[START OF Rows]

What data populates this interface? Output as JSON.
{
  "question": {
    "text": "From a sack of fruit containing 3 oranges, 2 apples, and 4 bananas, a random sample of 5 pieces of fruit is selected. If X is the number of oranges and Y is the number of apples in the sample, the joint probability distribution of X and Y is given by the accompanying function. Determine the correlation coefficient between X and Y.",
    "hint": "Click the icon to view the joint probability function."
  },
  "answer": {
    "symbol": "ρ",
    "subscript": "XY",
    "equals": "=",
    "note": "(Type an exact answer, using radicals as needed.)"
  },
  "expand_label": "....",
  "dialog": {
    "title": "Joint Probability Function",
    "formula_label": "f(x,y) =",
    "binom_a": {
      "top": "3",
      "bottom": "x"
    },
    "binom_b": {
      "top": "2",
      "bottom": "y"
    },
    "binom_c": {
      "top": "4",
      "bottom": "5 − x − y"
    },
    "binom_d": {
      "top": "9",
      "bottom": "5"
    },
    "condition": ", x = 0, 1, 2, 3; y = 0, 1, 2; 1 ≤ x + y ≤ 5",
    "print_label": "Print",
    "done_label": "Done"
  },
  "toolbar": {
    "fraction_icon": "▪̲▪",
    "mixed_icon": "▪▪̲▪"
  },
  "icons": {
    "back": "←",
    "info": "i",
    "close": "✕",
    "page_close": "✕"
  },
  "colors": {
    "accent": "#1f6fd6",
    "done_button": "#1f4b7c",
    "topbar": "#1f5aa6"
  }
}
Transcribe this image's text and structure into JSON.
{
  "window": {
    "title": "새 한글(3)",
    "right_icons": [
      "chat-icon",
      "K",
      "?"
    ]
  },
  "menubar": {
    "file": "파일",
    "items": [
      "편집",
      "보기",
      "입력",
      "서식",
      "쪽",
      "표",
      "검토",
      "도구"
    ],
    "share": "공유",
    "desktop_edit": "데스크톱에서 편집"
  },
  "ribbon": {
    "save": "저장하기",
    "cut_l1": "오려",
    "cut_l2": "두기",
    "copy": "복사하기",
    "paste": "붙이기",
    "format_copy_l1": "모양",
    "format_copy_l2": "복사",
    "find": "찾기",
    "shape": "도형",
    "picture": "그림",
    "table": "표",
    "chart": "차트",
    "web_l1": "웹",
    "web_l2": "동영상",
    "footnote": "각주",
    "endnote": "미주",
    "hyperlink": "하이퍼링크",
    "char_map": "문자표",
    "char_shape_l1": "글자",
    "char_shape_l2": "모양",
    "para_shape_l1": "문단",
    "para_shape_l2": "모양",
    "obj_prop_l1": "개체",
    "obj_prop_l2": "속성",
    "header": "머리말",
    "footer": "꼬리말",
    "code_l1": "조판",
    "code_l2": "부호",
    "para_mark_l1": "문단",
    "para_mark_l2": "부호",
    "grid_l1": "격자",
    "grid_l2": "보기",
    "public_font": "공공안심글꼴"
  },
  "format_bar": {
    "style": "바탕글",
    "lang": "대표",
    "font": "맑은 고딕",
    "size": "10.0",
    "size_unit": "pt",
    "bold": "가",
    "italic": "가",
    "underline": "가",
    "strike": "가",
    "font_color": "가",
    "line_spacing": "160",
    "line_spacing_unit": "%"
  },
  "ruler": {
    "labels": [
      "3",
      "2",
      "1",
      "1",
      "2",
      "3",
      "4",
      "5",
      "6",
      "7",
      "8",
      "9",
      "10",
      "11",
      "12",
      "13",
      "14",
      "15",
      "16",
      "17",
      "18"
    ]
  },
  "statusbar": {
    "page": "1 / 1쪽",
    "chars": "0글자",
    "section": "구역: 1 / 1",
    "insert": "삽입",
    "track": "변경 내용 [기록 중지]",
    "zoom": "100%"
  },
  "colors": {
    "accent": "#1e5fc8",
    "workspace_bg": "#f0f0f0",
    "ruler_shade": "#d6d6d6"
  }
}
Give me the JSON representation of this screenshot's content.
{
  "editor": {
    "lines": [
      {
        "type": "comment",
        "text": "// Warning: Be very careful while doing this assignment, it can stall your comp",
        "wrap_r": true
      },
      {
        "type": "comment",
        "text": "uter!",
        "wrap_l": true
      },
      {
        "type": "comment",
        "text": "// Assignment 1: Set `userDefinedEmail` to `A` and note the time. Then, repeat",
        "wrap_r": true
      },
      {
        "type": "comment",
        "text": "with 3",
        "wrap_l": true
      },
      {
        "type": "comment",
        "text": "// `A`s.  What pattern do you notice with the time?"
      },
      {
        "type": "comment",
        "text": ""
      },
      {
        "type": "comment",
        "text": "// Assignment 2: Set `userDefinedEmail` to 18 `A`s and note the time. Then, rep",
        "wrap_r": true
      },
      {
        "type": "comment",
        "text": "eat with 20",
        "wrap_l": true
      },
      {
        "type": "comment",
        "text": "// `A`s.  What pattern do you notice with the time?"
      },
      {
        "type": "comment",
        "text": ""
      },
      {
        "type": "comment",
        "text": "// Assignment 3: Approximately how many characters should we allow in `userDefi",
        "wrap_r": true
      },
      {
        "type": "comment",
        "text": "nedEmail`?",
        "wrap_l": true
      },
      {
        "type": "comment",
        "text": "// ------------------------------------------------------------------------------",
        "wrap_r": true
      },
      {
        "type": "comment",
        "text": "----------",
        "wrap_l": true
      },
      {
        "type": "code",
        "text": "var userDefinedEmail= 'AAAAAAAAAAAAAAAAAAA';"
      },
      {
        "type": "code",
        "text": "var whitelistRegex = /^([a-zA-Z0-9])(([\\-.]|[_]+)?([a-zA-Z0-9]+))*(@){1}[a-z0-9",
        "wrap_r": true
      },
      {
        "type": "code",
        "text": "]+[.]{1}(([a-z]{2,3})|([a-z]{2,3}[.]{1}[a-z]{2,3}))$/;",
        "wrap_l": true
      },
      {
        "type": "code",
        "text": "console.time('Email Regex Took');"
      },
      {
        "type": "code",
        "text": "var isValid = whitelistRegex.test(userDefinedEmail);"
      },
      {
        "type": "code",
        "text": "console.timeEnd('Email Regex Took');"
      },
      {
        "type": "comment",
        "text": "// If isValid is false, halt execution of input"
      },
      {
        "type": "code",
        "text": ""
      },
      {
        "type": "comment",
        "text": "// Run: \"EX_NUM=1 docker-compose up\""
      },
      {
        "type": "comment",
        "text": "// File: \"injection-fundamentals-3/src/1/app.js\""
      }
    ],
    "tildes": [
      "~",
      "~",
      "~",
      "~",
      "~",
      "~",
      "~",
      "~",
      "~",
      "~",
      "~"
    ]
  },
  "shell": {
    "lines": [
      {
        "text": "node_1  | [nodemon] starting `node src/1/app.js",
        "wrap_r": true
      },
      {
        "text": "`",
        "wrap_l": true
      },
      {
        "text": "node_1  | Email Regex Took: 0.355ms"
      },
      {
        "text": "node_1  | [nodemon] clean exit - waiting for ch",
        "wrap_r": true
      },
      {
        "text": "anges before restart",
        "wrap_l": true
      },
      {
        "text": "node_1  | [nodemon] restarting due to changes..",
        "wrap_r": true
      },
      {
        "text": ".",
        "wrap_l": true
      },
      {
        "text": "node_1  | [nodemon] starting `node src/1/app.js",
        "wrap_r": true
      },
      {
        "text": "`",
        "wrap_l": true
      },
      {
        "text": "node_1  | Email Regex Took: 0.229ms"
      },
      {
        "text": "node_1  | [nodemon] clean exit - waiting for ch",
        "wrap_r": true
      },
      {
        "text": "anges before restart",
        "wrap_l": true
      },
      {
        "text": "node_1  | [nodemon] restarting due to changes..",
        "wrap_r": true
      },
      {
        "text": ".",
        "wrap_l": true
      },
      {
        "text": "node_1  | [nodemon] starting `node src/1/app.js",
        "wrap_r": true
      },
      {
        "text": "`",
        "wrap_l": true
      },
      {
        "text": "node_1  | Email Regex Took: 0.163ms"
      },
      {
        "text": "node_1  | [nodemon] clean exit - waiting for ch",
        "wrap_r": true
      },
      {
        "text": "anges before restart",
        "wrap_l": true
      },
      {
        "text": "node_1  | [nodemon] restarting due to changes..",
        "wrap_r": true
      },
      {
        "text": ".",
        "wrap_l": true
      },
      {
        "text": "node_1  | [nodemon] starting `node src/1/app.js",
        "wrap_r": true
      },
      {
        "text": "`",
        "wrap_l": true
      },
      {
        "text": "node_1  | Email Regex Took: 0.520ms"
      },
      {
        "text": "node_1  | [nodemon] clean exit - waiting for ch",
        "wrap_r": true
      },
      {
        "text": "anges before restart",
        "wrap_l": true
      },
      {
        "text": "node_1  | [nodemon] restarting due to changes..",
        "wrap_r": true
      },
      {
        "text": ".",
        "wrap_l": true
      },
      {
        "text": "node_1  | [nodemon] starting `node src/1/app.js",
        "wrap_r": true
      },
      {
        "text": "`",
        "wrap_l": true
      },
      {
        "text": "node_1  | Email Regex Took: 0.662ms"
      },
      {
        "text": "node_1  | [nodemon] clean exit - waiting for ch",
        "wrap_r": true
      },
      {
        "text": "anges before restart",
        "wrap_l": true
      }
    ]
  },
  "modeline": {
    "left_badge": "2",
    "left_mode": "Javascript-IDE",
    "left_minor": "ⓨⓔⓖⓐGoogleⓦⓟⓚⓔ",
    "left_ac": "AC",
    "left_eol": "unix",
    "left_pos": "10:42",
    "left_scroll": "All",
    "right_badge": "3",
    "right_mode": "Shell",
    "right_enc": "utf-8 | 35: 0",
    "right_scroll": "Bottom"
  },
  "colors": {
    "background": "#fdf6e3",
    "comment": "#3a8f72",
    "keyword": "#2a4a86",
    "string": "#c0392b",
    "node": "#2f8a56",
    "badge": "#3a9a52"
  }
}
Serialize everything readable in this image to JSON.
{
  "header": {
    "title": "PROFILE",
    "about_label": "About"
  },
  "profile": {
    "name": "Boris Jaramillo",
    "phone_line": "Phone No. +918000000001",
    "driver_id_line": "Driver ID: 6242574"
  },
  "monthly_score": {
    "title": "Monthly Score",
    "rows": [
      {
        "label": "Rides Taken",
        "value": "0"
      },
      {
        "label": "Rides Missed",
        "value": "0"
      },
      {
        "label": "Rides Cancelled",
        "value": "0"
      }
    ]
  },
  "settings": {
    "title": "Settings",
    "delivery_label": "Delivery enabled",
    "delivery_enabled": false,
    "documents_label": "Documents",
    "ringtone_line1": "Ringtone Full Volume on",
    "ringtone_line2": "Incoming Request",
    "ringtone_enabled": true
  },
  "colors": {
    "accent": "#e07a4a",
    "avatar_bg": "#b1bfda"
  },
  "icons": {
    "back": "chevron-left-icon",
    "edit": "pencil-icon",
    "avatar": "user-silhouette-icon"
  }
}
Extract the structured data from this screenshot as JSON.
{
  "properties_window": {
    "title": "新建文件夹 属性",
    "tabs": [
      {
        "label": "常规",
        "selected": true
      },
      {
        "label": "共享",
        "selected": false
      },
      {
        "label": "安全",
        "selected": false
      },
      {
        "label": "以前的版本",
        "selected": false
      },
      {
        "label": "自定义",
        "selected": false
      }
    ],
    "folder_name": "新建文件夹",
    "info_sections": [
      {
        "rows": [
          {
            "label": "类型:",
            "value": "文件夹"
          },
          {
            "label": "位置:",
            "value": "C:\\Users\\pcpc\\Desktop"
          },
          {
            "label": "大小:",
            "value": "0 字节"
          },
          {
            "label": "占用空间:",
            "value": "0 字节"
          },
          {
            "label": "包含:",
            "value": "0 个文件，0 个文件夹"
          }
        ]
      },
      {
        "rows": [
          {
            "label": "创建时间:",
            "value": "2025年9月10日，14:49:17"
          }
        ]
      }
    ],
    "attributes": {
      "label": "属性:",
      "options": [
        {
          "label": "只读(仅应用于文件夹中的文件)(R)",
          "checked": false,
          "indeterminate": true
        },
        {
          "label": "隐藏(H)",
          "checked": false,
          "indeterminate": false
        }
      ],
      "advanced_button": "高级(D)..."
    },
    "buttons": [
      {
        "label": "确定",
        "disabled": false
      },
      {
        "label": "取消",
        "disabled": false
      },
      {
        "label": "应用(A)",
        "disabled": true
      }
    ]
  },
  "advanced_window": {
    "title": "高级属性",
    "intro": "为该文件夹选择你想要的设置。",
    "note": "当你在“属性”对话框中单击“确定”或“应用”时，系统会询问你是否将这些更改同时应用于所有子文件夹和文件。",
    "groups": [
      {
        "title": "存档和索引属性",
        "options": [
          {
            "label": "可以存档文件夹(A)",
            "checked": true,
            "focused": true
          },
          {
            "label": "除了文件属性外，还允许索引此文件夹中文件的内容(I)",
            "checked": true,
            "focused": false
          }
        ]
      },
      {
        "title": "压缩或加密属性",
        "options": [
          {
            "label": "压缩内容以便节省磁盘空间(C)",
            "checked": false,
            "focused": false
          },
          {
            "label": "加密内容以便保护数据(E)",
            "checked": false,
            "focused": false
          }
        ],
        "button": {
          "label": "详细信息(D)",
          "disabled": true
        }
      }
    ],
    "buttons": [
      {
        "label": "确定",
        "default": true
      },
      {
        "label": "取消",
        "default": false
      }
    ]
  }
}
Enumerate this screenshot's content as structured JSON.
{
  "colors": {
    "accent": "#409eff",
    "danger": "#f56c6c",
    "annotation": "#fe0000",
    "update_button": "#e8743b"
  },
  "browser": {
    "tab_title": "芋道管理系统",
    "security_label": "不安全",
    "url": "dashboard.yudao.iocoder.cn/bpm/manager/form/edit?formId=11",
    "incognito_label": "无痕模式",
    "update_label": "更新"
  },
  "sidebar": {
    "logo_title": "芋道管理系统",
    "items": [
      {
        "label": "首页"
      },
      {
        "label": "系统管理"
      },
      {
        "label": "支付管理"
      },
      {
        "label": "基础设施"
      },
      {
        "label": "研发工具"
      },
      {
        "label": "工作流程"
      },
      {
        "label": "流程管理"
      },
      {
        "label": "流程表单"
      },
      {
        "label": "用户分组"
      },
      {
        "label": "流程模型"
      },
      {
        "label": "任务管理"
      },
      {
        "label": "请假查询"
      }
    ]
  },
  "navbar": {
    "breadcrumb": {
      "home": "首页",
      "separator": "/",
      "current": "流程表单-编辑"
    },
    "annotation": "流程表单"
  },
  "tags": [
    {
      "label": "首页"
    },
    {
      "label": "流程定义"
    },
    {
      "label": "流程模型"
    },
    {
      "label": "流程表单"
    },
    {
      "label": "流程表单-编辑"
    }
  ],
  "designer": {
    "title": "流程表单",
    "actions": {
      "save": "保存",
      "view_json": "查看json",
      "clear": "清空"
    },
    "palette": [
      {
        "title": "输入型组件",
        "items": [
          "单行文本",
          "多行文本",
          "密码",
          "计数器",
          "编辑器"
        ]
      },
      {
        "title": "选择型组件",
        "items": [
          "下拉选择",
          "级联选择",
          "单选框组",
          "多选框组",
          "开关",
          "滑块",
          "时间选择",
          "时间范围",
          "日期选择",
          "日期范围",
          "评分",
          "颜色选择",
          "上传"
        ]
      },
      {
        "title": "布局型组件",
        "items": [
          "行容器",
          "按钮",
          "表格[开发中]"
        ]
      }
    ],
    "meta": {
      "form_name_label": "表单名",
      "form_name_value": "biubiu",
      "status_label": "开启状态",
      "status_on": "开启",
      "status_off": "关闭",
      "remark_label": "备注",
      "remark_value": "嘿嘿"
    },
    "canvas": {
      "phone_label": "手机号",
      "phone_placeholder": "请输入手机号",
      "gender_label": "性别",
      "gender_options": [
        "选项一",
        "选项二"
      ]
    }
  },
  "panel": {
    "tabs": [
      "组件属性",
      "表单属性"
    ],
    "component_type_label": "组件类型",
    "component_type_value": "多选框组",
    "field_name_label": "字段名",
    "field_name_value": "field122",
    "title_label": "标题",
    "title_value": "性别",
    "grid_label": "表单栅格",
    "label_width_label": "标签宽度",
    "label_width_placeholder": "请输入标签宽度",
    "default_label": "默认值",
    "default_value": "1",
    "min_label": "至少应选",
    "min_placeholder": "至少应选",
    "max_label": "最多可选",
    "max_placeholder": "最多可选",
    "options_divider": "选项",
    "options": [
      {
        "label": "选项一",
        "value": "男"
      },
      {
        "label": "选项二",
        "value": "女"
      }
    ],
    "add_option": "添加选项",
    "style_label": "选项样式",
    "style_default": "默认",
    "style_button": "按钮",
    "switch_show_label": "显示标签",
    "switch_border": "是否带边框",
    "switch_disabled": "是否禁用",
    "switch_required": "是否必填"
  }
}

[END OF Rows]

### What to do
Gather every line from the listing above in which "Then" appears, and copy those lines.

### Exercise result
        "text": "// Assignment 1: Set `userDefinedEmail` to `A` and note the time. Then, repeat",
        "text": "// Assignment 2: Set `userDefinedEmail` to 18 `A`s and note the time. Then, rep",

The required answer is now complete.